▶ RECORDS TO PROCESS:
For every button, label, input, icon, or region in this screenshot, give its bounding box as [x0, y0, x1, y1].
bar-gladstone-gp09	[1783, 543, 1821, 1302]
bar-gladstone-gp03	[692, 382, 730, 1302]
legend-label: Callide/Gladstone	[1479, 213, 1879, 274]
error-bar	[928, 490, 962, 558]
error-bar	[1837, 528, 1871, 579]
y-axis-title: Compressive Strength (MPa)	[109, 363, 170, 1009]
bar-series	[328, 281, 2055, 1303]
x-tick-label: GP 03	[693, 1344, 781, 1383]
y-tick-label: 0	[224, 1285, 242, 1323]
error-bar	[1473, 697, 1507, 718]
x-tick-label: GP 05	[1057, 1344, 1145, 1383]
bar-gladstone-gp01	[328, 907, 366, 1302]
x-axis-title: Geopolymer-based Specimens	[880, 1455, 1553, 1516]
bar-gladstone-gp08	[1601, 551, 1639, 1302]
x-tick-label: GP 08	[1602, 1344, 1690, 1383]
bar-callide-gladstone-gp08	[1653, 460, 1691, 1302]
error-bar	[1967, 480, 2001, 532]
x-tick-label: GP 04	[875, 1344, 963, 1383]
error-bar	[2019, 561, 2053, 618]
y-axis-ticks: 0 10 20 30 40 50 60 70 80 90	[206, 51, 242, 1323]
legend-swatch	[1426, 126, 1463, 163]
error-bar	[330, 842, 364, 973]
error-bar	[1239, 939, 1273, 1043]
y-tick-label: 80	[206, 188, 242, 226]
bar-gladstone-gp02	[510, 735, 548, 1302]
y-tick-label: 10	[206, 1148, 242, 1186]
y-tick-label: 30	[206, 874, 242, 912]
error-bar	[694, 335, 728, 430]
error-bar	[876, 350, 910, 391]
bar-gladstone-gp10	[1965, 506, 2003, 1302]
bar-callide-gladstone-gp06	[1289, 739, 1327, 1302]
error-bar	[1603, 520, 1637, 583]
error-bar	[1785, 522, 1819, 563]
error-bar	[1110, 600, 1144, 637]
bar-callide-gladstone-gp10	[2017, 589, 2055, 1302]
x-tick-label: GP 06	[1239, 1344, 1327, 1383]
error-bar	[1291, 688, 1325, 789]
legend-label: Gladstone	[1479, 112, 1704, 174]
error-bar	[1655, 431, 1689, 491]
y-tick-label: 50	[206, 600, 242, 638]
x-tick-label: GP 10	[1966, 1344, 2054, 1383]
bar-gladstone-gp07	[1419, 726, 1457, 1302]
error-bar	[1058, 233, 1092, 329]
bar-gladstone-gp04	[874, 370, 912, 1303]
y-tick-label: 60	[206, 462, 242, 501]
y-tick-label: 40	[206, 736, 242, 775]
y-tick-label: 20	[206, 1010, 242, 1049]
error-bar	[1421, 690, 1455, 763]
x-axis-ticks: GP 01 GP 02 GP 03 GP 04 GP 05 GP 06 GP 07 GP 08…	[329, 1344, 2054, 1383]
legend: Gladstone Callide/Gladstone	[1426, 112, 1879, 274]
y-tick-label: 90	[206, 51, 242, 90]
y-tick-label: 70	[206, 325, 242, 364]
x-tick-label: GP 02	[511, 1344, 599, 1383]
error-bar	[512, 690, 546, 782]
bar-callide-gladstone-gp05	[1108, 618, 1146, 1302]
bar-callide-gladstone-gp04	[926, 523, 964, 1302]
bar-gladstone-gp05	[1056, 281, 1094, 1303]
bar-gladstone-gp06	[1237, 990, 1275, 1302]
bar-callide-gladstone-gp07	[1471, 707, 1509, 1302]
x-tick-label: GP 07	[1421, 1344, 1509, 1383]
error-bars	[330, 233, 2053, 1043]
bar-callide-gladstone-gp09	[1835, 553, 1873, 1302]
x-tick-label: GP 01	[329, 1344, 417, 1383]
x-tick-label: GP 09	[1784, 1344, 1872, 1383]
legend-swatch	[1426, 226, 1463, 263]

▶ YOUR INSTRUCTIONS:
Copy out the lines above word for word, from the first line through the line that contains "y-axis-title: Compressive Strength", and include that last line. Give only those lines.

▶ REPLY TO THE EXERCISE:
For every button, label, input, icon, or region in this screenshot, give its bounding box as [x0, y0, x1, y1].
bar-gladstone-gp09	[1783, 543, 1821, 1302]
bar-gladstone-gp03	[692, 382, 730, 1302]
legend-label: Callide/Gladstone	[1479, 213, 1879, 274]
error-bar	[928, 490, 962, 558]
error-bar	[1837, 528, 1871, 579]
y-axis-title: Compressive Strength (MPa)	[109, 363, 170, 1009]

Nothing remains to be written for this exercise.